[Dataset items]
════
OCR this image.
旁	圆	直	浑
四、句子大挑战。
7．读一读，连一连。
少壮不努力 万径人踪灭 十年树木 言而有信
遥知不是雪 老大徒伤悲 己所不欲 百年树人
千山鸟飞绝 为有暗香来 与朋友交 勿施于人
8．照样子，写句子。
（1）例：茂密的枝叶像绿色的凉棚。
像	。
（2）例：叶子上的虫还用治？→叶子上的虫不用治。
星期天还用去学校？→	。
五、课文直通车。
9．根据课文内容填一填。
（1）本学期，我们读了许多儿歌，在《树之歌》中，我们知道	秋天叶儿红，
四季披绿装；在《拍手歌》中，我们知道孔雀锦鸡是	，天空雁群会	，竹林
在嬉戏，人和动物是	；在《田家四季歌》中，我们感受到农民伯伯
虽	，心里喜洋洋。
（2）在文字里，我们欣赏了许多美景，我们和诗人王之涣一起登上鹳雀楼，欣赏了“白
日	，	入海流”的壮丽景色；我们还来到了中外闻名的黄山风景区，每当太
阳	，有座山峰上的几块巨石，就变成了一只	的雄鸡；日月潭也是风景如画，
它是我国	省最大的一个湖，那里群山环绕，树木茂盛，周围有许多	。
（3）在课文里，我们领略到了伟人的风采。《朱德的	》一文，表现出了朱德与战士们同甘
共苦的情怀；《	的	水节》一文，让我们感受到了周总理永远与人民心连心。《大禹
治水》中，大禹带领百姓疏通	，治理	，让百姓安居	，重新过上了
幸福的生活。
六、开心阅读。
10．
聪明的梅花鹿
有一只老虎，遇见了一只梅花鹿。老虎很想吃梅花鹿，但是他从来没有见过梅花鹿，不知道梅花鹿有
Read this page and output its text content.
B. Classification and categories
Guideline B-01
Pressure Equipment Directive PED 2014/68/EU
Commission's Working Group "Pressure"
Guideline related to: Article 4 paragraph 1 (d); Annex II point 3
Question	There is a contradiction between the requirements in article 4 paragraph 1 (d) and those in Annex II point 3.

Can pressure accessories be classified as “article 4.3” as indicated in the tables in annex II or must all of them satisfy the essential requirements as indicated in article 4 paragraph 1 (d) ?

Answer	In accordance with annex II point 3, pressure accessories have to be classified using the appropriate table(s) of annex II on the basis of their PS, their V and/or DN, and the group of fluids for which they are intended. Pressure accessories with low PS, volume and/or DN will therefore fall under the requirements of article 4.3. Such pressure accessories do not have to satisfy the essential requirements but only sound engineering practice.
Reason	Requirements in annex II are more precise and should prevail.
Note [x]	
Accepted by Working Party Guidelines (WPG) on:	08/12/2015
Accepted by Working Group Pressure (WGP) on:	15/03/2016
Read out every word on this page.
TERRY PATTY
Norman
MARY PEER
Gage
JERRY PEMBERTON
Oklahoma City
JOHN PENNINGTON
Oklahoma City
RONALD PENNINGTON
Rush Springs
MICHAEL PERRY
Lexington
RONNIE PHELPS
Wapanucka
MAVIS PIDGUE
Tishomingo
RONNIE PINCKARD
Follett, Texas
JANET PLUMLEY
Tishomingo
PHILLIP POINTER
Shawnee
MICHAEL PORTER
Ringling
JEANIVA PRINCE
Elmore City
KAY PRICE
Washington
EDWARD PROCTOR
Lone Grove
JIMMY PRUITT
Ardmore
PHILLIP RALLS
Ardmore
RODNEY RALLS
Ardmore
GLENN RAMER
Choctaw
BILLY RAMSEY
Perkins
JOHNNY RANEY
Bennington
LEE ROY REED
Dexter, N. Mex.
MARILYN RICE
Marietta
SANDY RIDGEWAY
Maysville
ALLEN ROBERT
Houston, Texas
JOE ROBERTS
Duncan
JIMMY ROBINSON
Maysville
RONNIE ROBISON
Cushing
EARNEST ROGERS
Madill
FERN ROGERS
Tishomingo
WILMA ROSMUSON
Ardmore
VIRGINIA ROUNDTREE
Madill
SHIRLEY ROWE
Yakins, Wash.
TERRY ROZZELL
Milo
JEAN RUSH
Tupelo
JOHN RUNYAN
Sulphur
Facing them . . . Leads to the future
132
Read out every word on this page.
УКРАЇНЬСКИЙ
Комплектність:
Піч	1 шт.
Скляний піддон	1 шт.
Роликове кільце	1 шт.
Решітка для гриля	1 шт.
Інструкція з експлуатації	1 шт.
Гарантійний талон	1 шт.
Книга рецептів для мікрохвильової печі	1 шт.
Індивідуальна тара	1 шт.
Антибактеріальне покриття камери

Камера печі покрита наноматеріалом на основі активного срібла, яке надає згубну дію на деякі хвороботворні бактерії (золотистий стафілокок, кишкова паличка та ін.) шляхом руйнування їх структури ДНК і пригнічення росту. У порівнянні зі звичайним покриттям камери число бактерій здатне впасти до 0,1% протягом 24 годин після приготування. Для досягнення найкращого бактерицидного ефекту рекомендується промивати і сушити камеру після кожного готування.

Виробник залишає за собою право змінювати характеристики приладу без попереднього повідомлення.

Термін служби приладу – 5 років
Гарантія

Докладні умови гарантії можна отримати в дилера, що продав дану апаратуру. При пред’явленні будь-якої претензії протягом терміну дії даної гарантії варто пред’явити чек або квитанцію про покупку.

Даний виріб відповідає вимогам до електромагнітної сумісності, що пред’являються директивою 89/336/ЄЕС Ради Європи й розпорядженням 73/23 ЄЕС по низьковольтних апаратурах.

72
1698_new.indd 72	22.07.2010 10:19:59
════
# Instructions for the task
Above are the entries; count how many of their lines contain the word "пред" and give only that number.

# Answer to the problem
2